* Begin *

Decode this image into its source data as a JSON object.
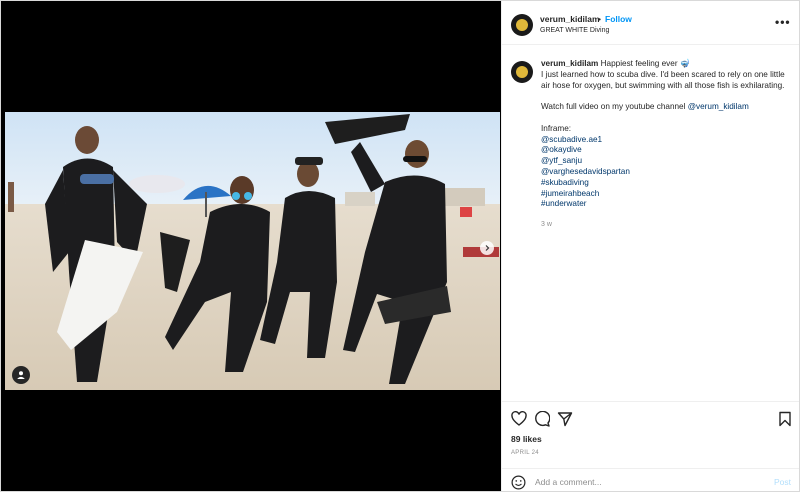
{
  "post": {
    "username": "verum_kidilam",
    "separator": "•",
    "follow_label": "Follow",
    "location": "GREAT WHITE Diving",
    "more_label": "•••"
  },
  "caption": {
    "username": "verum_kidilam",
    "title": "Happiest feeling ever 🤿",
    "body": "I just learned how to scuba dive. I'd been scared to rely on one little air hose for oxygen, but swimming with all those fish is exhilarating.",
    "youtube_text": "Watch full video on my youtube channel",
    "youtube_handle": "@verum_kidilam",
    "inframe_label": "Inframe:",
    "tags": [
      "@scubadive.ae1",
      "@okaydive",
      "@ytf_sanju",
      "@varghesedavidspartan",
      "#skubadiving",
      "#jumeirahbeach",
      "#underwater"
    ],
    "time_ago": "3 w"
  },
  "stats": {
    "likes": "89 likes",
    "date": "APRIL 24"
  },
  "comment": {
    "placeholder": "Add a comment...",
    "post_label": "Post"
  },
  "icons": {
    "like": "heart-icon",
    "comment": "comment-icon",
    "share": "send-icon",
    "save": "bookmark-icon",
    "emoji": "smiley-icon",
    "user_tag": "user-tag-icon",
    "next": "chevron-right-icon"
  },
  "colors": {
    "accent": "#0095f6",
    "link": "#00376b",
    "muted": "#8e8e8e",
    "post_disabled": "#b2dffc"
  }
}
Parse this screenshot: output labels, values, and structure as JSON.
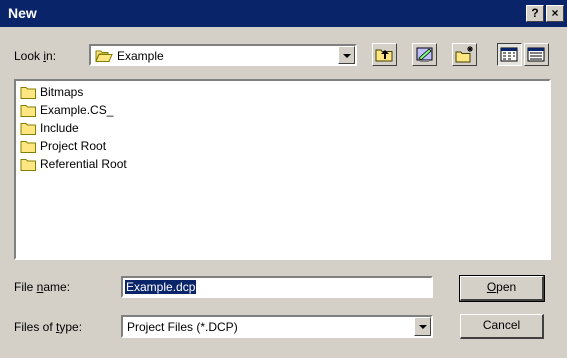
{
  "window": {
    "title": "New",
    "help_label": "?",
    "close_label": "×"
  },
  "lookin": {
    "label_pre": "Look ",
    "label_key": "i",
    "label_post": "n:",
    "value": "Example"
  },
  "toolbar": [
    {
      "name": "up-one-level-icon"
    },
    {
      "name": "desktop-icon"
    },
    {
      "name": "new-folder-icon"
    },
    {
      "name": "list-view-icon",
      "pressed": true
    },
    {
      "name": "details-view-icon"
    }
  ],
  "items": [
    {
      "label": "Bitmaps"
    },
    {
      "label": "Example.CS_"
    },
    {
      "label": "Include"
    },
    {
      "label": "Project Root"
    },
    {
      "label": "Referential Root"
    }
  ],
  "filename": {
    "label_pre": "File ",
    "label_key": "n",
    "label_post": "ame:",
    "value": "Example.dcp"
  },
  "filetype": {
    "label_pre": "Files of ",
    "label_key": "t",
    "label_post": "ype:",
    "value": "Project Files (*.DCP)"
  },
  "buttons": {
    "open_key": "O",
    "open_rest": "pen",
    "cancel": "Cancel"
  },
  "colors": {
    "titlebar": "#0a246a",
    "face": "#d4d0c8",
    "folder": "#ffe680",
    "selection": "#0a246a"
  }
}
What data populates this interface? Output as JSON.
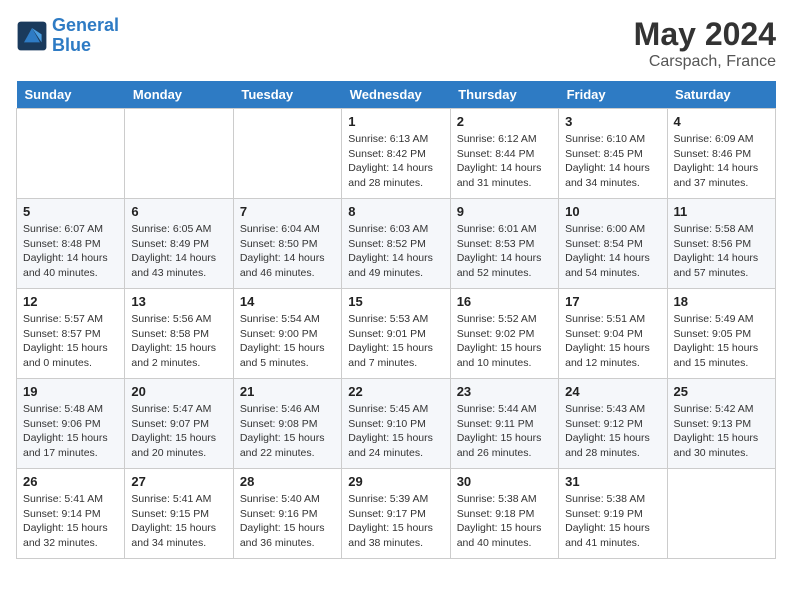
{
  "header": {
    "logo_general": "General",
    "logo_blue": "Blue",
    "month_title": "May 2024",
    "location": "Carspach, France"
  },
  "days_of_week": [
    "Sunday",
    "Monday",
    "Tuesday",
    "Wednesday",
    "Thursday",
    "Friday",
    "Saturday"
  ],
  "weeks": [
    [
      {
        "day": "",
        "info": ""
      },
      {
        "day": "",
        "info": ""
      },
      {
        "day": "",
        "info": ""
      },
      {
        "day": "1",
        "info": "Sunrise: 6:13 AM\nSunset: 8:42 PM\nDaylight: 14 hours\nand 28 minutes."
      },
      {
        "day": "2",
        "info": "Sunrise: 6:12 AM\nSunset: 8:44 PM\nDaylight: 14 hours\nand 31 minutes."
      },
      {
        "day": "3",
        "info": "Sunrise: 6:10 AM\nSunset: 8:45 PM\nDaylight: 14 hours\nand 34 minutes."
      },
      {
        "day": "4",
        "info": "Sunrise: 6:09 AM\nSunset: 8:46 PM\nDaylight: 14 hours\nand 37 minutes."
      }
    ],
    [
      {
        "day": "5",
        "info": "Sunrise: 6:07 AM\nSunset: 8:48 PM\nDaylight: 14 hours\nand 40 minutes."
      },
      {
        "day": "6",
        "info": "Sunrise: 6:05 AM\nSunset: 8:49 PM\nDaylight: 14 hours\nand 43 minutes."
      },
      {
        "day": "7",
        "info": "Sunrise: 6:04 AM\nSunset: 8:50 PM\nDaylight: 14 hours\nand 46 minutes."
      },
      {
        "day": "8",
        "info": "Sunrise: 6:03 AM\nSunset: 8:52 PM\nDaylight: 14 hours\nand 49 minutes."
      },
      {
        "day": "9",
        "info": "Sunrise: 6:01 AM\nSunset: 8:53 PM\nDaylight: 14 hours\nand 52 minutes."
      },
      {
        "day": "10",
        "info": "Sunrise: 6:00 AM\nSunset: 8:54 PM\nDaylight: 14 hours\nand 54 minutes."
      },
      {
        "day": "11",
        "info": "Sunrise: 5:58 AM\nSunset: 8:56 PM\nDaylight: 14 hours\nand 57 minutes."
      }
    ],
    [
      {
        "day": "12",
        "info": "Sunrise: 5:57 AM\nSunset: 8:57 PM\nDaylight: 15 hours\nand 0 minutes."
      },
      {
        "day": "13",
        "info": "Sunrise: 5:56 AM\nSunset: 8:58 PM\nDaylight: 15 hours\nand 2 minutes."
      },
      {
        "day": "14",
        "info": "Sunrise: 5:54 AM\nSunset: 9:00 PM\nDaylight: 15 hours\nand 5 minutes."
      },
      {
        "day": "15",
        "info": "Sunrise: 5:53 AM\nSunset: 9:01 PM\nDaylight: 15 hours\nand 7 minutes."
      },
      {
        "day": "16",
        "info": "Sunrise: 5:52 AM\nSunset: 9:02 PM\nDaylight: 15 hours\nand 10 minutes."
      },
      {
        "day": "17",
        "info": "Sunrise: 5:51 AM\nSunset: 9:04 PM\nDaylight: 15 hours\nand 12 minutes."
      },
      {
        "day": "18",
        "info": "Sunrise: 5:49 AM\nSunset: 9:05 PM\nDaylight: 15 hours\nand 15 minutes."
      }
    ],
    [
      {
        "day": "19",
        "info": "Sunrise: 5:48 AM\nSunset: 9:06 PM\nDaylight: 15 hours\nand 17 minutes."
      },
      {
        "day": "20",
        "info": "Sunrise: 5:47 AM\nSunset: 9:07 PM\nDaylight: 15 hours\nand 20 minutes."
      },
      {
        "day": "21",
        "info": "Sunrise: 5:46 AM\nSunset: 9:08 PM\nDaylight: 15 hours\nand 22 minutes."
      },
      {
        "day": "22",
        "info": "Sunrise: 5:45 AM\nSunset: 9:10 PM\nDaylight: 15 hours\nand 24 minutes."
      },
      {
        "day": "23",
        "info": "Sunrise: 5:44 AM\nSunset: 9:11 PM\nDaylight: 15 hours\nand 26 minutes."
      },
      {
        "day": "24",
        "info": "Sunrise: 5:43 AM\nSunset: 9:12 PM\nDaylight: 15 hours\nand 28 minutes."
      },
      {
        "day": "25",
        "info": "Sunrise: 5:42 AM\nSunset: 9:13 PM\nDaylight: 15 hours\nand 30 minutes."
      }
    ],
    [
      {
        "day": "26",
        "info": "Sunrise: 5:41 AM\nSunset: 9:14 PM\nDaylight: 15 hours\nand 32 minutes."
      },
      {
        "day": "27",
        "info": "Sunrise: 5:41 AM\nSunset: 9:15 PM\nDaylight: 15 hours\nand 34 minutes."
      },
      {
        "day": "28",
        "info": "Sunrise: 5:40 AM\nSunset: 9:16 PM\nDaylight: 15 hours\nand 36 minutes."
      },
      {
        "day": "29",
        "info": "Sunrise: 5:39 AM\nSunset: 9:17 PM\nDaylight: 15 hours\nand 38 minutes."
      },
      {
        "day": "30",
        "info": "Sunrise: 5:38 AM\nSunset: 9:18 PM\nDaylight: 15 hours\nand 40 minutes."
      },
      {
        "day": "31",
        "info": "Sunrise: 5:38 AM\nSunset: 9:19 PM\nDaylight: 15 hours\nand 41 minutes."
      },
      {
        "day": "",
        "info": ""
      }
    ]
  ]
}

* End *

- Task prompt: From the material above, gather all lines that include the string "Example" and copy them.

- Correct answer:
    "value": "Example"
      "label": "Example.CS_"
    "value": "Example.dcp"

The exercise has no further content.